Dataset items -
------------------------------------------------
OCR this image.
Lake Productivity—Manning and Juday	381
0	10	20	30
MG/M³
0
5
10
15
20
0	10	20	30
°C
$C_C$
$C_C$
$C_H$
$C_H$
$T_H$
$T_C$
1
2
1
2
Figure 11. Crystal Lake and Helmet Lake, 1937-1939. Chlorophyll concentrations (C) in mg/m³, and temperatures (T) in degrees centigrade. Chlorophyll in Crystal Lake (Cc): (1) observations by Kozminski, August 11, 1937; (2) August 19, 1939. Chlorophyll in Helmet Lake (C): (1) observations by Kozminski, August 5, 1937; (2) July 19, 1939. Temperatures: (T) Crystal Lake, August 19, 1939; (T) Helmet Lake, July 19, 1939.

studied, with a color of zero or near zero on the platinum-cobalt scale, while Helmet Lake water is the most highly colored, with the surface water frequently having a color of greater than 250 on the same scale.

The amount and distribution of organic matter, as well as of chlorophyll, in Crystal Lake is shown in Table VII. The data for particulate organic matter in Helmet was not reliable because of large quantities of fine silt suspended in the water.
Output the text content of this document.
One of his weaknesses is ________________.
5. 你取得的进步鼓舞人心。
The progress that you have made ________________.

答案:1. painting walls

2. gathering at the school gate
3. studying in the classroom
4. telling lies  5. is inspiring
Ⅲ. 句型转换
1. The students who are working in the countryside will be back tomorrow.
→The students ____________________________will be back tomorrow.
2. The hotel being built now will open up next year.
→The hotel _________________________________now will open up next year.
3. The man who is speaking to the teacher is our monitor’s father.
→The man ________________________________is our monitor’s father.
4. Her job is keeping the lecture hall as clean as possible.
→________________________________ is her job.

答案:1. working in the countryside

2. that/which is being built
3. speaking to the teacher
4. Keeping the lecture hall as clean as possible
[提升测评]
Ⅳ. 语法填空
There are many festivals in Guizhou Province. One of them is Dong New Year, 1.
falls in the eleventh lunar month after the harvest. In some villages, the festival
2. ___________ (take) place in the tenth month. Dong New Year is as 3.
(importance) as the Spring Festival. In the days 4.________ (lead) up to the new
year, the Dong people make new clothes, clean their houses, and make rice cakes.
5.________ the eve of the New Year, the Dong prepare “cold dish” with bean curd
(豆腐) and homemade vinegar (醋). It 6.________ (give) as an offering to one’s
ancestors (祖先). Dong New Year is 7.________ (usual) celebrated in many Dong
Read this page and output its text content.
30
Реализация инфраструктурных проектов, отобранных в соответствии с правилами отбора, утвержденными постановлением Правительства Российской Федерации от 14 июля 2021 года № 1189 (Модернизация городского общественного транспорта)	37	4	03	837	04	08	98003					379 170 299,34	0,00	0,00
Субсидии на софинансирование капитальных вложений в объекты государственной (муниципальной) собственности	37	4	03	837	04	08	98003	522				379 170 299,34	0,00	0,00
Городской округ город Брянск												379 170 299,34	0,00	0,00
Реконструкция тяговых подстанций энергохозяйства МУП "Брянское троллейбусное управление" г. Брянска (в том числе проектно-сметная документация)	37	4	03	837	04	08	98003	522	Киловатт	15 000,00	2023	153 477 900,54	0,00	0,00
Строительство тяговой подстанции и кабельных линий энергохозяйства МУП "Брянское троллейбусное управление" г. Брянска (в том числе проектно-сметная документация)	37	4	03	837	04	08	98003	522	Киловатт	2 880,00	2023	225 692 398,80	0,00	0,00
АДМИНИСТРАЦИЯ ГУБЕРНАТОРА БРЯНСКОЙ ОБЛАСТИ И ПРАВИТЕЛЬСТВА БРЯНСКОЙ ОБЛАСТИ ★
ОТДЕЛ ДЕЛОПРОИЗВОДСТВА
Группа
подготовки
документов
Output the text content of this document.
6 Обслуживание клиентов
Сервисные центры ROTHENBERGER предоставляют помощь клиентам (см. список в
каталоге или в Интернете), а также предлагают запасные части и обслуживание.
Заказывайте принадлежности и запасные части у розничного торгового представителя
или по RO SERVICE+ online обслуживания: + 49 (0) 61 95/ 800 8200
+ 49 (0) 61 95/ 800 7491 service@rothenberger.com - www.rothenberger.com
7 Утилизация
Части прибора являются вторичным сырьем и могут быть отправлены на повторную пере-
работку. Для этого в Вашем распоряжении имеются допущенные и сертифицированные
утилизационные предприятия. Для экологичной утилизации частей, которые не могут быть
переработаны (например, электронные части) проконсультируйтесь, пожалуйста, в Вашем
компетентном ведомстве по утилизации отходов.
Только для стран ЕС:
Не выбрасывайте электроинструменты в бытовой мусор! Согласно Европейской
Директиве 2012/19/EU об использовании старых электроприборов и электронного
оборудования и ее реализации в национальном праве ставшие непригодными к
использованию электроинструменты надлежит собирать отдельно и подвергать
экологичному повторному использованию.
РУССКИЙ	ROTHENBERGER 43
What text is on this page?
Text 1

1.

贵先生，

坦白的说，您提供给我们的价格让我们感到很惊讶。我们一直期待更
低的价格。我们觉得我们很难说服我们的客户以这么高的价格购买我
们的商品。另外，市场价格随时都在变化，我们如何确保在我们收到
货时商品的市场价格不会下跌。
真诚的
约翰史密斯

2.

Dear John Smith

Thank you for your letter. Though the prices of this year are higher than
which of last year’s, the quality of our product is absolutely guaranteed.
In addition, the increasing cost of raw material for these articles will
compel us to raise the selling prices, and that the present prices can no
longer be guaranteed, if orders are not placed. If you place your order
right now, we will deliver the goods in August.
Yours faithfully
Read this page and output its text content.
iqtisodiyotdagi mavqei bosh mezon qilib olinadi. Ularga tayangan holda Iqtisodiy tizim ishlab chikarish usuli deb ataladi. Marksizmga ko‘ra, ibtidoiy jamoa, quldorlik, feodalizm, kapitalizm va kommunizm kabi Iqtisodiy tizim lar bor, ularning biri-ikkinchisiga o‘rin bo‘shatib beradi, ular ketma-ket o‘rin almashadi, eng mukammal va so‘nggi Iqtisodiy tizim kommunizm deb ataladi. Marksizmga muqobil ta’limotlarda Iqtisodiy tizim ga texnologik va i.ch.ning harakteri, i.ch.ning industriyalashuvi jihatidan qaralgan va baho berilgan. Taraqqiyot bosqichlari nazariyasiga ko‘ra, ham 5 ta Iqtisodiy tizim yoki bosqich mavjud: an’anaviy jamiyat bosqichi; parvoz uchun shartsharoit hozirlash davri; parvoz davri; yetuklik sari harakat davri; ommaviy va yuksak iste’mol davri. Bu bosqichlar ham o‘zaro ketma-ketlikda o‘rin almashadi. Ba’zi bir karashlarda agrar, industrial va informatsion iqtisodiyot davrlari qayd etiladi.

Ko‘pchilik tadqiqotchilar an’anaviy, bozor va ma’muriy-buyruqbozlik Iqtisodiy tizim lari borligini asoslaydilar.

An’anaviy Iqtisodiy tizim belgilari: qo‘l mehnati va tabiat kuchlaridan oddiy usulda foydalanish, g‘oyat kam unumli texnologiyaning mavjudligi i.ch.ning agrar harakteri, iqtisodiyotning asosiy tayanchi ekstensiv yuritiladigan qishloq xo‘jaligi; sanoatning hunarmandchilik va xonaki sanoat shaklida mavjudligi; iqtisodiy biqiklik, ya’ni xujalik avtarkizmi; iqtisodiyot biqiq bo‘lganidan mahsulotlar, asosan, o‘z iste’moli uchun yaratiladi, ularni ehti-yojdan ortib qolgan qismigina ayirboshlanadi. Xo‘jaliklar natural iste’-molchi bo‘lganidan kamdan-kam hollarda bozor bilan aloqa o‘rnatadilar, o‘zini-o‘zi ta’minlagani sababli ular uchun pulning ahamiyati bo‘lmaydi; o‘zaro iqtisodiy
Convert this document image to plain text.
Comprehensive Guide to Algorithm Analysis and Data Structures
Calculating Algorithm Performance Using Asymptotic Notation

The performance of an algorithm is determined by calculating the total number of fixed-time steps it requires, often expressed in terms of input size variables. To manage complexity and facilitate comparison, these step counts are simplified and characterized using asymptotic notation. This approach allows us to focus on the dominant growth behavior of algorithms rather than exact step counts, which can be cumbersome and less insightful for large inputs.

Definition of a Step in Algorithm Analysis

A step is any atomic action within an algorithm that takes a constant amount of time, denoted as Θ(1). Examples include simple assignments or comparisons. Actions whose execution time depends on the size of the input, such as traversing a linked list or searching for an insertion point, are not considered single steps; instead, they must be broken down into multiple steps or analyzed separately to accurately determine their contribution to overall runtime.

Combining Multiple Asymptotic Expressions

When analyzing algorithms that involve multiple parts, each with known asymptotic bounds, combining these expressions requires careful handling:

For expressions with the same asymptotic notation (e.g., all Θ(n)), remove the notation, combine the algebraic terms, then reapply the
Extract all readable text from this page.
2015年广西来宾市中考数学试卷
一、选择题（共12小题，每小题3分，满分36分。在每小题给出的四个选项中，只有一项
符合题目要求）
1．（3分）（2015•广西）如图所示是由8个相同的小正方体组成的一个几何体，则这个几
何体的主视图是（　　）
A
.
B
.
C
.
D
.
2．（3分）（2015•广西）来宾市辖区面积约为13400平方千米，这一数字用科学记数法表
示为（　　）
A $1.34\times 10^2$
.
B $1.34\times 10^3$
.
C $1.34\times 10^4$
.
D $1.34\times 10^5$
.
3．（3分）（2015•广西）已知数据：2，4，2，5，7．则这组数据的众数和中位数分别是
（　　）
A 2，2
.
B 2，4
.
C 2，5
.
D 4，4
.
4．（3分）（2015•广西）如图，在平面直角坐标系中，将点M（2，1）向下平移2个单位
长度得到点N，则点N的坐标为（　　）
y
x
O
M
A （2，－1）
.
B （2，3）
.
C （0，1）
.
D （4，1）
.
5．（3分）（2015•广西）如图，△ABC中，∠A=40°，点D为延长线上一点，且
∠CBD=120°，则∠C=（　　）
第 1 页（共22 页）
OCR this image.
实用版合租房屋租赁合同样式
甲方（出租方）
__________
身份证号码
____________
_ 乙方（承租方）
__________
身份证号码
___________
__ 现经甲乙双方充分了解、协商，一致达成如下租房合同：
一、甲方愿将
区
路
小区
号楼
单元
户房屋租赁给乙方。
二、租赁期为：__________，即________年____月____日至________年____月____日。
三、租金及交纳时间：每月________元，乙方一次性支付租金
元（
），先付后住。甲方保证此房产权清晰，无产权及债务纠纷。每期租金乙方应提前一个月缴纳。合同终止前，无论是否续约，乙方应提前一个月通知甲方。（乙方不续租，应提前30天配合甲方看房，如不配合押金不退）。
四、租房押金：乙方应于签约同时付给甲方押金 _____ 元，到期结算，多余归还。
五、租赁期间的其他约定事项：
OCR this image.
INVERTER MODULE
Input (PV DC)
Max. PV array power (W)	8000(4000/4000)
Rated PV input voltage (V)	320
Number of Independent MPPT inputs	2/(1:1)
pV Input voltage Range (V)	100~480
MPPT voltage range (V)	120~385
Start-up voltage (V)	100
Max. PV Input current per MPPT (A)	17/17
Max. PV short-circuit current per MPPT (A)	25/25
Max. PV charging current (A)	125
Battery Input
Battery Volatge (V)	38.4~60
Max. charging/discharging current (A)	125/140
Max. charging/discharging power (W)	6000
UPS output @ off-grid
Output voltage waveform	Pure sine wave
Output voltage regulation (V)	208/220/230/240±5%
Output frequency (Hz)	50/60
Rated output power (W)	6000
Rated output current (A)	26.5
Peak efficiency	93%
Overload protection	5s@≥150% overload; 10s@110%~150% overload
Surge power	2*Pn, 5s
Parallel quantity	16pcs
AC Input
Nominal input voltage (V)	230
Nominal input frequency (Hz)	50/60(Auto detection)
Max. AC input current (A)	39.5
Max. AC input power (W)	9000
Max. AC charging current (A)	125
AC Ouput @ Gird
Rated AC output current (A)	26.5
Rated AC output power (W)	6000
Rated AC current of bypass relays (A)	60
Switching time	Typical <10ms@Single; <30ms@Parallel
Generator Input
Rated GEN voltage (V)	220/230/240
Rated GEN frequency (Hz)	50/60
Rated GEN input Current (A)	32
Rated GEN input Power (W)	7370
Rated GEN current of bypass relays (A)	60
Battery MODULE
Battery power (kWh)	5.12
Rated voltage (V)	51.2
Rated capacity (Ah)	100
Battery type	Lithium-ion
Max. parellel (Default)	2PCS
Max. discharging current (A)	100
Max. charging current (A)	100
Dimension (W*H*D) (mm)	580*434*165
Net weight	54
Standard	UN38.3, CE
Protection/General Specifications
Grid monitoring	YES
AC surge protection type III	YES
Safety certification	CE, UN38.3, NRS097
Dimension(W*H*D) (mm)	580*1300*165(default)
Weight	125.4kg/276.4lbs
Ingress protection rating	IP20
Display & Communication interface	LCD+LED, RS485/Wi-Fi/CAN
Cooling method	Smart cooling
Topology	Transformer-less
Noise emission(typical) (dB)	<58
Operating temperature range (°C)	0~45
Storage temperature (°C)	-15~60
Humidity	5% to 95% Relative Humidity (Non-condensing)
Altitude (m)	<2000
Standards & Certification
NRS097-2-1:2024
------------------------------------------------
Problem requirements - Copy out all lines from the material above that contain the string "page".

Written answer -
Read this page and output its text content.
What text is on this page?
Read this page and output its text content.
Extract all readable text from this page.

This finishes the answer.